Given task:
Using the listing below, select the lines with the word "couple" and copy them.

Material:
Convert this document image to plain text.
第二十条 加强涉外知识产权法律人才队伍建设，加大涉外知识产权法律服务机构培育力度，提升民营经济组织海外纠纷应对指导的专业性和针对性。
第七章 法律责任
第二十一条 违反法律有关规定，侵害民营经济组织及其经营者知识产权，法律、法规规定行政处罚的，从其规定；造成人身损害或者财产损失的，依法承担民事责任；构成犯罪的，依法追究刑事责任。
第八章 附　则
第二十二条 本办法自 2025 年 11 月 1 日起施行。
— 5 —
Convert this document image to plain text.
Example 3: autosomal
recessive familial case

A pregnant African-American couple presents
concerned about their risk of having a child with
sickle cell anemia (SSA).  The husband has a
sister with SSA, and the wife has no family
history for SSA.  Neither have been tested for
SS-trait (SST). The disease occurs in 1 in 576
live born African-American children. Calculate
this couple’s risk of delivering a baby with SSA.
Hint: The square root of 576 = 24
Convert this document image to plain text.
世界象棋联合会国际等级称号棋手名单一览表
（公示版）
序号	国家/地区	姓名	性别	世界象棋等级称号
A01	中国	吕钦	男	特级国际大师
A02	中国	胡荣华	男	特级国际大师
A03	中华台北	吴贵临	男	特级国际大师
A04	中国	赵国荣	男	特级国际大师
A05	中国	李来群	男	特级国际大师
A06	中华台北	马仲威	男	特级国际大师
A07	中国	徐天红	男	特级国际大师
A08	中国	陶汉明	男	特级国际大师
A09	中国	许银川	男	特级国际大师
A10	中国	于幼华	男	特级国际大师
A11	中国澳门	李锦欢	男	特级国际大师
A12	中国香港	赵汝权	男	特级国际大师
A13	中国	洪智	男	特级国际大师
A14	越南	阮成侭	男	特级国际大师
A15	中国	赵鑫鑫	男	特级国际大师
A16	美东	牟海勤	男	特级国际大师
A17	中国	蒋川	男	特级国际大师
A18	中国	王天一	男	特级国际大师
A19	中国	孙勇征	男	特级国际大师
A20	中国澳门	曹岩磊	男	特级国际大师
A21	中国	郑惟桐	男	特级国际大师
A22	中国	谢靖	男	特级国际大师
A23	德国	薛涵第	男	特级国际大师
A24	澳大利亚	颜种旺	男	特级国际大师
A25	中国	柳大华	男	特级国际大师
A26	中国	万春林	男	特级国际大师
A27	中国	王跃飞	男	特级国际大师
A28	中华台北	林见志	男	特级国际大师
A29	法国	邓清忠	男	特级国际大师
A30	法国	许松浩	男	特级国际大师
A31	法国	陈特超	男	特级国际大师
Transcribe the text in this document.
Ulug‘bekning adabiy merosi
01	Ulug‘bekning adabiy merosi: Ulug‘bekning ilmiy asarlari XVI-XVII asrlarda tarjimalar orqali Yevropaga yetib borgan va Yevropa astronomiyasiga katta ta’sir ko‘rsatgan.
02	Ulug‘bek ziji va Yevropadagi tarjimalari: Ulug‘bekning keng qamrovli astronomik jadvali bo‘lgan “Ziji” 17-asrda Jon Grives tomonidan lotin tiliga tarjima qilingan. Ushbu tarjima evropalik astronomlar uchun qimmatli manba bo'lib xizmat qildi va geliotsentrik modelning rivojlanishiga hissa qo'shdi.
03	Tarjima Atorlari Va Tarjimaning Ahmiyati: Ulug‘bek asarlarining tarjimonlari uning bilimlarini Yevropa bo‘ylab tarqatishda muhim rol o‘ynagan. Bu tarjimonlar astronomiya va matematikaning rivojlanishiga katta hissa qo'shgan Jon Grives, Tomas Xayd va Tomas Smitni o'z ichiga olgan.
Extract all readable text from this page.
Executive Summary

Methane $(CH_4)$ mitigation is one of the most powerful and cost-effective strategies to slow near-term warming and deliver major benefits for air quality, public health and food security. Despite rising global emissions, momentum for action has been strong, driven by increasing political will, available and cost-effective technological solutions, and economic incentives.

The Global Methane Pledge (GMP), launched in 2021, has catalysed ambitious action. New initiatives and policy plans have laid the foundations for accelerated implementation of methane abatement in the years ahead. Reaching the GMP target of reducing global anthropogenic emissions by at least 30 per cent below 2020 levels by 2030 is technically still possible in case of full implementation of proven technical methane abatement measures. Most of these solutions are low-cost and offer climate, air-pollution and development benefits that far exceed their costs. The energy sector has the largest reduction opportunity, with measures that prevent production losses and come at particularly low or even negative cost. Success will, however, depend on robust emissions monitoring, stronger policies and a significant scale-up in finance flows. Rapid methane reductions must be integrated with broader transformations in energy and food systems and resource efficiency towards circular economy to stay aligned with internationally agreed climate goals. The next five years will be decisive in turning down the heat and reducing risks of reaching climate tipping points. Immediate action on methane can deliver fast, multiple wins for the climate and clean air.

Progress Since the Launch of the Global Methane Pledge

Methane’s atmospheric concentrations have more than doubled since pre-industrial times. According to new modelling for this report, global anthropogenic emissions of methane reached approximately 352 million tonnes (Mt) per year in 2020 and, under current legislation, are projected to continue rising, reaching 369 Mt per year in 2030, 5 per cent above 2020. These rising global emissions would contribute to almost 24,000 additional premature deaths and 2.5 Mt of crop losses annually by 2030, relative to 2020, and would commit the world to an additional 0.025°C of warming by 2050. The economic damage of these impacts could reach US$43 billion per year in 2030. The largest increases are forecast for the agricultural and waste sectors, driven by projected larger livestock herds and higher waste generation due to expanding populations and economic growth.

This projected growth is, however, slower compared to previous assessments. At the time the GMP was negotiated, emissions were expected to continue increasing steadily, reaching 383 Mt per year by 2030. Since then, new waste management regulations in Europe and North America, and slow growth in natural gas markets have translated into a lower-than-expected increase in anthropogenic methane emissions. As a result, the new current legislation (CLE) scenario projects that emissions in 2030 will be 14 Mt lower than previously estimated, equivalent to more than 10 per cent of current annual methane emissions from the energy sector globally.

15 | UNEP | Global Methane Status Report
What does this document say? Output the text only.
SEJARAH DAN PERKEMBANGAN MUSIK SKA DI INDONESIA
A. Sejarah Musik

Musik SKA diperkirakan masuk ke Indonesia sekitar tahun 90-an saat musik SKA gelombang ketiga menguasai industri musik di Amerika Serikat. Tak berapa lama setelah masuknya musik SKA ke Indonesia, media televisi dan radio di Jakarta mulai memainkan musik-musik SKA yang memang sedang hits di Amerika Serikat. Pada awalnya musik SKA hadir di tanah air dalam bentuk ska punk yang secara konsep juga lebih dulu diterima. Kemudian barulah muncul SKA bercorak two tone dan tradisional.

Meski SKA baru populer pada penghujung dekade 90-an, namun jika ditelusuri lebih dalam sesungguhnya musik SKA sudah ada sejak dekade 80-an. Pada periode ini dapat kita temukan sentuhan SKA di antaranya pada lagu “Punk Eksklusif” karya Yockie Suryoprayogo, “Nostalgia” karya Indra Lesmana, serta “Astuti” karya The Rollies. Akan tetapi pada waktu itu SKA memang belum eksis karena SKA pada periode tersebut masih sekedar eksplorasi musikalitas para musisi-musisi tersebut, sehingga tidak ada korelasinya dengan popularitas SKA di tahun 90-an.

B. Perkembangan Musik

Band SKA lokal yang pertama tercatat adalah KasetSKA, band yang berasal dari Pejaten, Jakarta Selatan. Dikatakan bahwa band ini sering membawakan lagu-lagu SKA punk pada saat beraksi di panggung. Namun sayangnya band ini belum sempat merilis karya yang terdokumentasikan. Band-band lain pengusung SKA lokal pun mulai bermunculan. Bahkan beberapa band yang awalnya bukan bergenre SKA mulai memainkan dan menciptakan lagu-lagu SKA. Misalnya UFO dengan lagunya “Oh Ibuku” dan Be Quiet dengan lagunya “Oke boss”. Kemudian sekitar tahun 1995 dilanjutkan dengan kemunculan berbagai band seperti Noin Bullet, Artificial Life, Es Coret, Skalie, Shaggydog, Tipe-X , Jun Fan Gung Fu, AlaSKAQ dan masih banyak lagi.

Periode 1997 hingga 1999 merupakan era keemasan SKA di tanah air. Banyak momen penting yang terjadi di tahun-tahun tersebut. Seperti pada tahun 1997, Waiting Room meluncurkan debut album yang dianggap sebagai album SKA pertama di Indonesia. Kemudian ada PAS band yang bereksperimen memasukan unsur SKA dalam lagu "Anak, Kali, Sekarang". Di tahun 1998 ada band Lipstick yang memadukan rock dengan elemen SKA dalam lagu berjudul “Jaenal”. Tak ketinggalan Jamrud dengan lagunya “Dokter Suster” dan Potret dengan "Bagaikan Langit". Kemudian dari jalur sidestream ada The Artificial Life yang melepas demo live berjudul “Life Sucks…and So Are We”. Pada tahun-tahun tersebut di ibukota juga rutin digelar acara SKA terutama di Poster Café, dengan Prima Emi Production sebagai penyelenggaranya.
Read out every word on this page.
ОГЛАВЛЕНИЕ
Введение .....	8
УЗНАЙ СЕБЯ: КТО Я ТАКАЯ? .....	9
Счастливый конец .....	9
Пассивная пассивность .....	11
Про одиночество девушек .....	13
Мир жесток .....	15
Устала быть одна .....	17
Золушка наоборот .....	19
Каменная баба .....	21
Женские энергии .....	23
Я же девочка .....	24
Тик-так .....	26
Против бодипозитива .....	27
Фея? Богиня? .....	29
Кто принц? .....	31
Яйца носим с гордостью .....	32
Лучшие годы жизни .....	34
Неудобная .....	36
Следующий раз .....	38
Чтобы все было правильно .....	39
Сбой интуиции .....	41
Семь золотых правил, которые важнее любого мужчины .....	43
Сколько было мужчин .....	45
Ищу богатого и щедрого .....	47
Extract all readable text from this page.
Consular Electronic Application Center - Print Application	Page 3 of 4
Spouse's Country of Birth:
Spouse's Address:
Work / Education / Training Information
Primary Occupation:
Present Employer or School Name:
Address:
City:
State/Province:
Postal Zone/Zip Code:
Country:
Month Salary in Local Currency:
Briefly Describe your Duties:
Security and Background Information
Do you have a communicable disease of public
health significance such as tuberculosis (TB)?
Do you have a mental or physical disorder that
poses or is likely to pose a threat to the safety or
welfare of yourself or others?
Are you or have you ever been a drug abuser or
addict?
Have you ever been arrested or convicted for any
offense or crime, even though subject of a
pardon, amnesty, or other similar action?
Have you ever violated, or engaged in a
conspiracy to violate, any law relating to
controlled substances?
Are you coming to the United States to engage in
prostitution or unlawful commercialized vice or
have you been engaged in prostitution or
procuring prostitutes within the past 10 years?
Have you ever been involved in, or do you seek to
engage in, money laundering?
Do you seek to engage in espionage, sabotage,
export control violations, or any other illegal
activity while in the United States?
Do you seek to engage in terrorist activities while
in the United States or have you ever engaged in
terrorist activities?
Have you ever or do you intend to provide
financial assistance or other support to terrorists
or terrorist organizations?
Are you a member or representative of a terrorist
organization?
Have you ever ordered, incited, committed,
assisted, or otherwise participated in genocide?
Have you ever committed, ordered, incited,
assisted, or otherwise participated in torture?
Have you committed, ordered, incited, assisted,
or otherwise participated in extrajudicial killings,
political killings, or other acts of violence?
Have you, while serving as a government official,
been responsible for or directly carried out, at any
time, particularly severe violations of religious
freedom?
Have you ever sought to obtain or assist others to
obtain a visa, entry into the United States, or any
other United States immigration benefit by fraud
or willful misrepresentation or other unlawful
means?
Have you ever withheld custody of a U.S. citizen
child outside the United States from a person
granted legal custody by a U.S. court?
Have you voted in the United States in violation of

Result:
A pregnant African-American couple presents
this couple’s risk of delivering a baby with SSA.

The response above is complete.